[A run of records]
-- START --
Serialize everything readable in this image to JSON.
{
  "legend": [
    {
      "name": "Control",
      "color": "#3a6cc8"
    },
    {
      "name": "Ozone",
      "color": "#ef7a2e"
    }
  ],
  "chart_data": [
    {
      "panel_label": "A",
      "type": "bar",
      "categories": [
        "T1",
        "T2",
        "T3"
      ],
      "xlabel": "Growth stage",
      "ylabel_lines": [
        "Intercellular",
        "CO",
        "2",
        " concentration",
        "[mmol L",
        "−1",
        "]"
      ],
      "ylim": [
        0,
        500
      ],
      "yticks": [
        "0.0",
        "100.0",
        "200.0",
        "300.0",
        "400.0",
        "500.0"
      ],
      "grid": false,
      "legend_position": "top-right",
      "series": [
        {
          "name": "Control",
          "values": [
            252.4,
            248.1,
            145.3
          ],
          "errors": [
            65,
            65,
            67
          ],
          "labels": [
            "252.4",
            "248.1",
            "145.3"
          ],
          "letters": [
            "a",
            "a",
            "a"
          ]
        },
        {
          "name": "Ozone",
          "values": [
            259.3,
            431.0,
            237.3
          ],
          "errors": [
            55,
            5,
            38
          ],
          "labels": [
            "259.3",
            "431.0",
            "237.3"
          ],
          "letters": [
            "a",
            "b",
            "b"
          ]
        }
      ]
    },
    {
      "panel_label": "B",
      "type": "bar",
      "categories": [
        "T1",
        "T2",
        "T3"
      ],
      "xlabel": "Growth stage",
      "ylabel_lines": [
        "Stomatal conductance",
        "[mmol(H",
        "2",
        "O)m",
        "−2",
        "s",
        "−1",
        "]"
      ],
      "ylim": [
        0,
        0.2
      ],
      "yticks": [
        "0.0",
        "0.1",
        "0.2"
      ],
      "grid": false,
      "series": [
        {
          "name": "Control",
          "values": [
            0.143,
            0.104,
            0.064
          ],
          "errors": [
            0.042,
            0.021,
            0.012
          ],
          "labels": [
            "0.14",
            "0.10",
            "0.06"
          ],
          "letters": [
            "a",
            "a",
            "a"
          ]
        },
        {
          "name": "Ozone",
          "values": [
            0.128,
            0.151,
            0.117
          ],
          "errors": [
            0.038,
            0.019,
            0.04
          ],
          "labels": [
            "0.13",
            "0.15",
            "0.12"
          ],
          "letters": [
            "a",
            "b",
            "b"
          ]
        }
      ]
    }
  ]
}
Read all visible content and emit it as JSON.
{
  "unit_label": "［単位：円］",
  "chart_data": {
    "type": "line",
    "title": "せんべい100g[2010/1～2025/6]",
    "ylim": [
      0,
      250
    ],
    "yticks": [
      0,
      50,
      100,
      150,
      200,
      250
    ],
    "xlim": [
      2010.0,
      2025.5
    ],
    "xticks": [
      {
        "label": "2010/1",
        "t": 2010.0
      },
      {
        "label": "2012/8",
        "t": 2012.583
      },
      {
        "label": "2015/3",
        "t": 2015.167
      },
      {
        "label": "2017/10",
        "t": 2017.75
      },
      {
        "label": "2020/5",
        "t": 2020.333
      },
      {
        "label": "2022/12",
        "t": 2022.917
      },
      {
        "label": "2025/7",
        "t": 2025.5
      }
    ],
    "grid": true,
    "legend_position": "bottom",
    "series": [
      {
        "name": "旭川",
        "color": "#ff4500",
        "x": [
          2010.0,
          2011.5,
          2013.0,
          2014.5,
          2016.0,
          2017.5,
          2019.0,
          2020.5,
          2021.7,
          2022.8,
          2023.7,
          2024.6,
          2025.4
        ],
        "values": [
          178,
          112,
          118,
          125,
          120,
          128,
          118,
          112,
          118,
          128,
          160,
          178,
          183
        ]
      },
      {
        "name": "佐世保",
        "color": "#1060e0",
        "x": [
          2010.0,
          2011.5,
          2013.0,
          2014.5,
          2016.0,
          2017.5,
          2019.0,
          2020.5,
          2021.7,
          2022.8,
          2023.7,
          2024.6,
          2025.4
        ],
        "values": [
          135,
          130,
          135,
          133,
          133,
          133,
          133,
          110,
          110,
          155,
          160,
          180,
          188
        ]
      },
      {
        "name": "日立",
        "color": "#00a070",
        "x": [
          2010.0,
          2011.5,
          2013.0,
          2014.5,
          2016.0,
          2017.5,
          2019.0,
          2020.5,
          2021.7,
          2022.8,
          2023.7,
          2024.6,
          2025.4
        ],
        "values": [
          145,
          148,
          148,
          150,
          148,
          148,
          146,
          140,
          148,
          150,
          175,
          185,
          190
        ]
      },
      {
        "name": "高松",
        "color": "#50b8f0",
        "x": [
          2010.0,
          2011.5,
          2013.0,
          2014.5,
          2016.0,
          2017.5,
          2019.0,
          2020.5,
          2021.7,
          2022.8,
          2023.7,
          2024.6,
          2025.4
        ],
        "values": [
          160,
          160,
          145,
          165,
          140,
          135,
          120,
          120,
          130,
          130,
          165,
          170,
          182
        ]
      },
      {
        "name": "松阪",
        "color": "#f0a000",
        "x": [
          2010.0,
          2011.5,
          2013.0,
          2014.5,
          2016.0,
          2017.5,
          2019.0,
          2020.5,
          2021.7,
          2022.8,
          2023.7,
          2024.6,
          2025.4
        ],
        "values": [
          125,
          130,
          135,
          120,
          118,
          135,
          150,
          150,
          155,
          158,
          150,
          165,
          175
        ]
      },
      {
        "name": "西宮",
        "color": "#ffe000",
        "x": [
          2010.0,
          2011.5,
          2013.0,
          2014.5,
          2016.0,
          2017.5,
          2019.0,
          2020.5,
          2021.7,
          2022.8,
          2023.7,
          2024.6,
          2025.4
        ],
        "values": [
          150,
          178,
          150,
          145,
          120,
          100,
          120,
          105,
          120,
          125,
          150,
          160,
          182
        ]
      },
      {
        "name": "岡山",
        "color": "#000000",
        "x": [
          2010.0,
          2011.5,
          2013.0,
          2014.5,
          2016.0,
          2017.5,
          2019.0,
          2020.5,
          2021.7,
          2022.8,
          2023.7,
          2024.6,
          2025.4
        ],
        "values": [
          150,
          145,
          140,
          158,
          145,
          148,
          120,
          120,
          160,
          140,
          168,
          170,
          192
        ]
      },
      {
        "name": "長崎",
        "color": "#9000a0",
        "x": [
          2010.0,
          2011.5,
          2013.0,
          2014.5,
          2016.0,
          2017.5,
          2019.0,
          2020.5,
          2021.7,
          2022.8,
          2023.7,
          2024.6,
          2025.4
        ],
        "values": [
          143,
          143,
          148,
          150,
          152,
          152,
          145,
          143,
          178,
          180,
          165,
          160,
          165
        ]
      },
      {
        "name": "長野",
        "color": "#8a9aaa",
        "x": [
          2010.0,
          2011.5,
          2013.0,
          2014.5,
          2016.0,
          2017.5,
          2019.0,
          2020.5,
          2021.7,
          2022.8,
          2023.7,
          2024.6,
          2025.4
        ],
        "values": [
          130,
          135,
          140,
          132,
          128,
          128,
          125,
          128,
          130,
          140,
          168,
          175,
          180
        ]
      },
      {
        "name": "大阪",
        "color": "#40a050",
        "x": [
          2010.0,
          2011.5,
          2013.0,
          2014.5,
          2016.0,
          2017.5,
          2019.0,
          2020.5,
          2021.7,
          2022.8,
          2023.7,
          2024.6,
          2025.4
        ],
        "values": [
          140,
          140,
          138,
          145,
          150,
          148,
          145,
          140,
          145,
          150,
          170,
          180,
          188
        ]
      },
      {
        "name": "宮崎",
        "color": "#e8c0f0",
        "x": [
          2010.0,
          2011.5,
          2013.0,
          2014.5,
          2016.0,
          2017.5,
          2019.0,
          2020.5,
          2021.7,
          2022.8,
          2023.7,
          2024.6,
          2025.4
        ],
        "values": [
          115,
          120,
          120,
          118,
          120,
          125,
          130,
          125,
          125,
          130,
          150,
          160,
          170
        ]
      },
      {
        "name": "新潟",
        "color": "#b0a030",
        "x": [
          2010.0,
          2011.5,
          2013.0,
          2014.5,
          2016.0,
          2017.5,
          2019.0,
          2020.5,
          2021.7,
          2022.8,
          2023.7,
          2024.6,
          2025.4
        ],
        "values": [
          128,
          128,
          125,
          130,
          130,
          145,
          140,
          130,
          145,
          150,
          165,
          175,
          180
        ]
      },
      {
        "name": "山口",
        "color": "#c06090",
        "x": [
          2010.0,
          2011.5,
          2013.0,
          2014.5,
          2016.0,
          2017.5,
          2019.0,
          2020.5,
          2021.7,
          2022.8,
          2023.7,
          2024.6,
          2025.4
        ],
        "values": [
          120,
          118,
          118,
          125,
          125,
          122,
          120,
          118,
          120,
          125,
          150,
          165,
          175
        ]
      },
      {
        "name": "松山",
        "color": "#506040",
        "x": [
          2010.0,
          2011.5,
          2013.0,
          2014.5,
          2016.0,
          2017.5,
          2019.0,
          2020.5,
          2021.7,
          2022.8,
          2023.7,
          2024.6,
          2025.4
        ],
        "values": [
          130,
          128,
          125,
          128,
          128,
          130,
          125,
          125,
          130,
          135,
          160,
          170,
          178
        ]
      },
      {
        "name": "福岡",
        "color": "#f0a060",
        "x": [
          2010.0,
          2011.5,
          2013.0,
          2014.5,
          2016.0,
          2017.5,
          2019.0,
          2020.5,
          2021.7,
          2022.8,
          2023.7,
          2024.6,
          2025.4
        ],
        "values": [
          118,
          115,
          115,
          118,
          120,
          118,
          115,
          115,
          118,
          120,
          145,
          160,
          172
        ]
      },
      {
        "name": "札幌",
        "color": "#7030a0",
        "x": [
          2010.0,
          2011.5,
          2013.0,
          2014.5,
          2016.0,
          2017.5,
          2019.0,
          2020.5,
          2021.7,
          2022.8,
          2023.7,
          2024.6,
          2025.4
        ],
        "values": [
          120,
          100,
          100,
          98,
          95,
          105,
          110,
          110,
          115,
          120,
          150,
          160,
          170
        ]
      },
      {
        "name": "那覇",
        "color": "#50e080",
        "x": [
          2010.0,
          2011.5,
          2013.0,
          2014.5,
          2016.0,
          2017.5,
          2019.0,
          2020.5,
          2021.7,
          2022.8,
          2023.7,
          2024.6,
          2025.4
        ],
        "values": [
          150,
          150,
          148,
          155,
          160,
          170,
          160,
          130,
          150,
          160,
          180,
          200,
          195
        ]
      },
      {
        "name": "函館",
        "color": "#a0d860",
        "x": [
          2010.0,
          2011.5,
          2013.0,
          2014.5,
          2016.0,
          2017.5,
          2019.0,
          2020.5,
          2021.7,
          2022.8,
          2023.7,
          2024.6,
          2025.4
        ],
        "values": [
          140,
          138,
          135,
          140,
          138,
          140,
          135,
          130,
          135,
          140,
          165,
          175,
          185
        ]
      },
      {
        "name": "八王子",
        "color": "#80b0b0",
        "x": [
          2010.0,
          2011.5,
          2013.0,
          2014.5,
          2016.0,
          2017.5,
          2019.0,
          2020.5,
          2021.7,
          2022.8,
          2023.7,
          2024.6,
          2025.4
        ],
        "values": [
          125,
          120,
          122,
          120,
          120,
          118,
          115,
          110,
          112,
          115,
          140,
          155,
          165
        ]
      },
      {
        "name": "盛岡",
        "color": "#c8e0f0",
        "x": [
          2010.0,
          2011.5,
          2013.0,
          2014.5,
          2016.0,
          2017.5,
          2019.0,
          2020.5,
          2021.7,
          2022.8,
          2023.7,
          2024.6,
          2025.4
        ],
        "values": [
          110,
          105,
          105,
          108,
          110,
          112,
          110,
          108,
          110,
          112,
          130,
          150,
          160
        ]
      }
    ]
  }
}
-- END --
WORK INSTRUCTIONS:
List the lines of the records where "JSON" occurs.

RIGHT ANSWER:
Serialize everything readable in this image to JSON.
Read all visible content and emit it as JSON.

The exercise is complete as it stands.